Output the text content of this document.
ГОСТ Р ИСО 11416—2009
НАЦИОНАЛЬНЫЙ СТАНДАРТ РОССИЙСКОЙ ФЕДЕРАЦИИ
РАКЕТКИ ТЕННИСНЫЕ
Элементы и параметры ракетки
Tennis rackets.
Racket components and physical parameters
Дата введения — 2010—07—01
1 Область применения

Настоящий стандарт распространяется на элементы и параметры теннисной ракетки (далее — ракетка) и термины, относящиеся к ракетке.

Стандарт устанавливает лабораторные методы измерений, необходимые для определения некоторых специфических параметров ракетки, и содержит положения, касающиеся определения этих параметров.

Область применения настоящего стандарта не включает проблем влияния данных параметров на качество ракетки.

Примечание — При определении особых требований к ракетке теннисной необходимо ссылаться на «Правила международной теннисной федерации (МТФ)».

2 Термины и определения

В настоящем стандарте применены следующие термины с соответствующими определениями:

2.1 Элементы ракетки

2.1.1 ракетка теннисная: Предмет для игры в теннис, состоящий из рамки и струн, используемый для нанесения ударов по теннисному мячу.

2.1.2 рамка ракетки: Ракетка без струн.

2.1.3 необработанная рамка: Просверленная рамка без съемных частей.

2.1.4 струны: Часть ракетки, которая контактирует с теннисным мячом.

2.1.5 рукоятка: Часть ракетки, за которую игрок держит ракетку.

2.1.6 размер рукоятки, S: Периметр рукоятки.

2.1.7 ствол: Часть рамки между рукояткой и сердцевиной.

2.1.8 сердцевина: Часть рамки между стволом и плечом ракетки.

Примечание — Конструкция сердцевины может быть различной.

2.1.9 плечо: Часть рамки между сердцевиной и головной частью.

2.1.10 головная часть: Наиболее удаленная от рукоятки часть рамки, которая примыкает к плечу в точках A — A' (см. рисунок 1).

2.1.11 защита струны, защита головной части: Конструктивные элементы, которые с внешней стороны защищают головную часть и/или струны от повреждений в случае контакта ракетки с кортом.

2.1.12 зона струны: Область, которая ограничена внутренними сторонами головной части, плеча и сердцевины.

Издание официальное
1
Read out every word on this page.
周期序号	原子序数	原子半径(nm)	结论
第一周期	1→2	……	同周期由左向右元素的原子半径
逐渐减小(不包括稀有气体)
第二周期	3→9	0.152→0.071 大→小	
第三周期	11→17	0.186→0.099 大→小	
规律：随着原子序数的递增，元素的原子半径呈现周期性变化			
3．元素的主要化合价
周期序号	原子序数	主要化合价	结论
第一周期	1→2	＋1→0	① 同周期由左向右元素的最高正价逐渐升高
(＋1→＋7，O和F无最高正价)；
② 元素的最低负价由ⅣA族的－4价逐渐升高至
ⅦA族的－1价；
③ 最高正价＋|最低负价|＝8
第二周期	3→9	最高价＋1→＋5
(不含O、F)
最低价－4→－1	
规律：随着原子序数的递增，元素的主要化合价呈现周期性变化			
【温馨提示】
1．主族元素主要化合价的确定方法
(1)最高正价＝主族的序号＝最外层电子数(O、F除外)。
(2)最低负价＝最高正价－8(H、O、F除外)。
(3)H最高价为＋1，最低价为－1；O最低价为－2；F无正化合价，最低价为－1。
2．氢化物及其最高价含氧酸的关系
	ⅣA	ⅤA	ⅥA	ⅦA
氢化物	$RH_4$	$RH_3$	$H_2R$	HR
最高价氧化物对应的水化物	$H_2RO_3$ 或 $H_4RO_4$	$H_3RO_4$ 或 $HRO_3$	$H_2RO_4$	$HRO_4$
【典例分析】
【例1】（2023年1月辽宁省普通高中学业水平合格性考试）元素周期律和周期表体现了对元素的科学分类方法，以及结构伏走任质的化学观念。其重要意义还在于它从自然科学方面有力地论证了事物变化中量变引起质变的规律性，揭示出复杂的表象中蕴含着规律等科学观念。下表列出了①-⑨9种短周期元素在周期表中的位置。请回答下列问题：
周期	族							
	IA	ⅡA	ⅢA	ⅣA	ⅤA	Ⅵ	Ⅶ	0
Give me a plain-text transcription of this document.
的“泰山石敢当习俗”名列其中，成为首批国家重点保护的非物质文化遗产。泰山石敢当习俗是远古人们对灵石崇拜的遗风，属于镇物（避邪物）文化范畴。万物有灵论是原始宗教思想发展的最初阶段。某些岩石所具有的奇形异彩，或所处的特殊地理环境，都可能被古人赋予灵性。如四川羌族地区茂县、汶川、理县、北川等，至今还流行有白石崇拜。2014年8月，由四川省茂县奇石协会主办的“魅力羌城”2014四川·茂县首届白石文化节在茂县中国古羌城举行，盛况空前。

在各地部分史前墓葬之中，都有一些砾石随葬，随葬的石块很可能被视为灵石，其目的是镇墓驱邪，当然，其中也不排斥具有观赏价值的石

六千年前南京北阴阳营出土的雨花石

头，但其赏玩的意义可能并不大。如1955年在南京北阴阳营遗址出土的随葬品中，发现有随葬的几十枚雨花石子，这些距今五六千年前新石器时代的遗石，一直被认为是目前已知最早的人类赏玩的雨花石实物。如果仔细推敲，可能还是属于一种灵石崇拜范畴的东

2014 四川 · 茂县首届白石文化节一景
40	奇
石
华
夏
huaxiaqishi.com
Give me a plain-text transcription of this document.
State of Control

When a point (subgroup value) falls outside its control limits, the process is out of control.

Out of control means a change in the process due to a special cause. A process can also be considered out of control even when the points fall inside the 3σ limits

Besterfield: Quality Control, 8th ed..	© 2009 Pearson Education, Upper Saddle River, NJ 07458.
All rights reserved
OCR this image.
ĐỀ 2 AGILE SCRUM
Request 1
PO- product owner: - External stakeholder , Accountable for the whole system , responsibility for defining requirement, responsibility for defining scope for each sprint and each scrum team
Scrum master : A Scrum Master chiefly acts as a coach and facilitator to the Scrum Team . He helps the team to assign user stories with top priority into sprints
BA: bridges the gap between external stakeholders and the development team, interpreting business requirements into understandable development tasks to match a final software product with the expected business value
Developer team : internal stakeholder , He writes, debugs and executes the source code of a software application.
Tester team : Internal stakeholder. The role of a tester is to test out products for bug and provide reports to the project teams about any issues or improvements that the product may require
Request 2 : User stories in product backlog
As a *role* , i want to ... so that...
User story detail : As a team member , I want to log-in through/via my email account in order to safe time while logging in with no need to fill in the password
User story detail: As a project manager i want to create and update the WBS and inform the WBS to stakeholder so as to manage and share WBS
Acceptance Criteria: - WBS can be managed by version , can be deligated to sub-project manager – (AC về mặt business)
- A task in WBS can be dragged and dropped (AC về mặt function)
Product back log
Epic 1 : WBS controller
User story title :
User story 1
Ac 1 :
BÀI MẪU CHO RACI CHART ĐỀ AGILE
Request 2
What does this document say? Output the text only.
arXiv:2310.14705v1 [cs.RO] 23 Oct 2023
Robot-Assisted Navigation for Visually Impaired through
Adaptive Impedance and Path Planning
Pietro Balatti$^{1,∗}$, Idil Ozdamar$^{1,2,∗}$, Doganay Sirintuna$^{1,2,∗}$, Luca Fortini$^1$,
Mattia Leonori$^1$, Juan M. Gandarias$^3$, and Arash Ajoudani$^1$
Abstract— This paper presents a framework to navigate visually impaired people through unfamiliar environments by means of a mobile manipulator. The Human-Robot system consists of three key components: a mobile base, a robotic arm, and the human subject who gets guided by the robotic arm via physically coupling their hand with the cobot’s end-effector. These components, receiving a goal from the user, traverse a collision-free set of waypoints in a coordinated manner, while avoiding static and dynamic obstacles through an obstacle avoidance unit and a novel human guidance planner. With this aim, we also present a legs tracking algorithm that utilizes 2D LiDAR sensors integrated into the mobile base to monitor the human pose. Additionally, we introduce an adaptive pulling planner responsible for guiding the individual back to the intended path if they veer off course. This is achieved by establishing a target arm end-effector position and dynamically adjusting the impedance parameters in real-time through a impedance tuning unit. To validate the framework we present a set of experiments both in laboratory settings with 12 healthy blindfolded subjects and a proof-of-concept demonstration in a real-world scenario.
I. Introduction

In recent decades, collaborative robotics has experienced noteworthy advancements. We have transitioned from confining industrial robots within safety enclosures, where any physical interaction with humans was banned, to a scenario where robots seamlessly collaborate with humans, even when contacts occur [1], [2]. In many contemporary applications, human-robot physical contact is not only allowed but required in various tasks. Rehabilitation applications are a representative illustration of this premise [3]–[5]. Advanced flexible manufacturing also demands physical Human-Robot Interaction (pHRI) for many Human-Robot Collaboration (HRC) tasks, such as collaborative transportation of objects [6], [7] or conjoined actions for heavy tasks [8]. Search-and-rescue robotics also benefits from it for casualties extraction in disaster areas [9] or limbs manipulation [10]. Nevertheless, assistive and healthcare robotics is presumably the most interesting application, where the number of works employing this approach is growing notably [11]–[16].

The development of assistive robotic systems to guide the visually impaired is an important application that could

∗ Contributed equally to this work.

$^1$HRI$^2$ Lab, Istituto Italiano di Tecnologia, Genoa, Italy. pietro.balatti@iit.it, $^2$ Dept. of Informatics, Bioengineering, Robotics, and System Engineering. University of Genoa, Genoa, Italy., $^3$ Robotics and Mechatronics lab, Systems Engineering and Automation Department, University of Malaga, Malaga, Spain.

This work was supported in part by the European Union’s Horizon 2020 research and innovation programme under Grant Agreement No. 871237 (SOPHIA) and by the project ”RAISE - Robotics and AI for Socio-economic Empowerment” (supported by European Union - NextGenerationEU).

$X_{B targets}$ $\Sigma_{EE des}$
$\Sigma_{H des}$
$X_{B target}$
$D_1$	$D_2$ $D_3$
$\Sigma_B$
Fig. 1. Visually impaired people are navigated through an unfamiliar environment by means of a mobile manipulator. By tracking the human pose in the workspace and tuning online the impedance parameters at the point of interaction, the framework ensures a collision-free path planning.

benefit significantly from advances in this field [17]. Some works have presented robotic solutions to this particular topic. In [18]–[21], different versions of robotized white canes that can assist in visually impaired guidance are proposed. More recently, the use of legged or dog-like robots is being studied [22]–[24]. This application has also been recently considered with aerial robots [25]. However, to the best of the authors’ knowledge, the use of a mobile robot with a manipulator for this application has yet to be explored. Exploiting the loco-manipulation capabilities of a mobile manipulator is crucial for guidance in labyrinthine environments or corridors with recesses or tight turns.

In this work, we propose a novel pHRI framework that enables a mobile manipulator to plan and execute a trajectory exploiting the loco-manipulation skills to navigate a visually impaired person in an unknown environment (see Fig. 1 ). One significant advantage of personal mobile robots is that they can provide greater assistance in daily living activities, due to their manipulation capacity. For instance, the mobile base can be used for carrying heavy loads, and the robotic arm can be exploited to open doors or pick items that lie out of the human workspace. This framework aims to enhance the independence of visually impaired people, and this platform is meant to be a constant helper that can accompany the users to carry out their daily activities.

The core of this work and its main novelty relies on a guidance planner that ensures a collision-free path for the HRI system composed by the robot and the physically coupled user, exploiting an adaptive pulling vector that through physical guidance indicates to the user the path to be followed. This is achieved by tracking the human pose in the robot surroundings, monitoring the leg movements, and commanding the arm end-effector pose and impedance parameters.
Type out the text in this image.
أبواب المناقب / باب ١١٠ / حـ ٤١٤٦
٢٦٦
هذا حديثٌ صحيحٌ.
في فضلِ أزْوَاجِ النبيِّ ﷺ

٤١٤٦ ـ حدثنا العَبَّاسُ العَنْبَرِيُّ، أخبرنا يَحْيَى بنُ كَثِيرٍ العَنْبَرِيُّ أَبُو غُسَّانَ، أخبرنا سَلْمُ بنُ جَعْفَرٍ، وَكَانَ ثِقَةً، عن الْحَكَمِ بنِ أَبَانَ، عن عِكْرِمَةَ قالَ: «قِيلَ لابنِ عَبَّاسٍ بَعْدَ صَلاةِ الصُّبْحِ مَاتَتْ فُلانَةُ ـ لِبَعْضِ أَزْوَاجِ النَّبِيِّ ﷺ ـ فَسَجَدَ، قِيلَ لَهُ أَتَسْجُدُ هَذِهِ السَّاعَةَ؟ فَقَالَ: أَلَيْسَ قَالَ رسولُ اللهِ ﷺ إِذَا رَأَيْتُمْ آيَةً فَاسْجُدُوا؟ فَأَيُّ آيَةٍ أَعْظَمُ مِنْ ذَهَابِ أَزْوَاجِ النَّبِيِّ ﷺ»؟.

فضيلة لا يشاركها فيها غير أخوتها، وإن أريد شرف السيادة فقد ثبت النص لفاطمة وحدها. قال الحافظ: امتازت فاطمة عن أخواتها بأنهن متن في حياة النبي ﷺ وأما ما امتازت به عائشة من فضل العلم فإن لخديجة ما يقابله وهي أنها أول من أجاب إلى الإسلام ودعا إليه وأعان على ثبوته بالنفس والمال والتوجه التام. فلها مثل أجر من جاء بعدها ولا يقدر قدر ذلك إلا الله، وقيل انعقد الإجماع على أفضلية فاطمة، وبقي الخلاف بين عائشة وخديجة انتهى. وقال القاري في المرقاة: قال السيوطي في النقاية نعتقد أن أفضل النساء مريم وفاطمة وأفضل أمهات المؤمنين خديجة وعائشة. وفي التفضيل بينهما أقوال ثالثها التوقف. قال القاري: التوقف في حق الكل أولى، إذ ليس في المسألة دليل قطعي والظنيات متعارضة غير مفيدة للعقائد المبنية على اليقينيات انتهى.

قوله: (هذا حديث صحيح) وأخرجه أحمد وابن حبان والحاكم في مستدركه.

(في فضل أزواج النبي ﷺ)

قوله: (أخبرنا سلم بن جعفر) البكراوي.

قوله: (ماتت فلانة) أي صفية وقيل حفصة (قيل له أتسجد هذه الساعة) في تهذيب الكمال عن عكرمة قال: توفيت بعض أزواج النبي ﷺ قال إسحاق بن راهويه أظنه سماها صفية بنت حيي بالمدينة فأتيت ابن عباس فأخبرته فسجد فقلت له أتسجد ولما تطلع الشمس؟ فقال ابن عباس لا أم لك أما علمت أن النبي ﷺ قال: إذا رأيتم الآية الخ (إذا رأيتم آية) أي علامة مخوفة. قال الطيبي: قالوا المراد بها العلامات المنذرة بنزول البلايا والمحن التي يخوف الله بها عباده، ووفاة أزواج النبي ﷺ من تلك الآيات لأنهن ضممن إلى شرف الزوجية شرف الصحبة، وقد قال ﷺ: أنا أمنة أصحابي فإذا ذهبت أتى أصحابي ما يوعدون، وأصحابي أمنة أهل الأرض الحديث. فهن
++++++++++
Short exercise -
Find the lines that include the string "detail", then copy each of them.

The reply -
User story detail : As a team member , I want to log-in through/via my email account in order to safe time while logging in with no need to fill in the password
User story detail: As a project manager i want to create and update the WBS and inform the WBS to stakeholder so as to manage and share WBS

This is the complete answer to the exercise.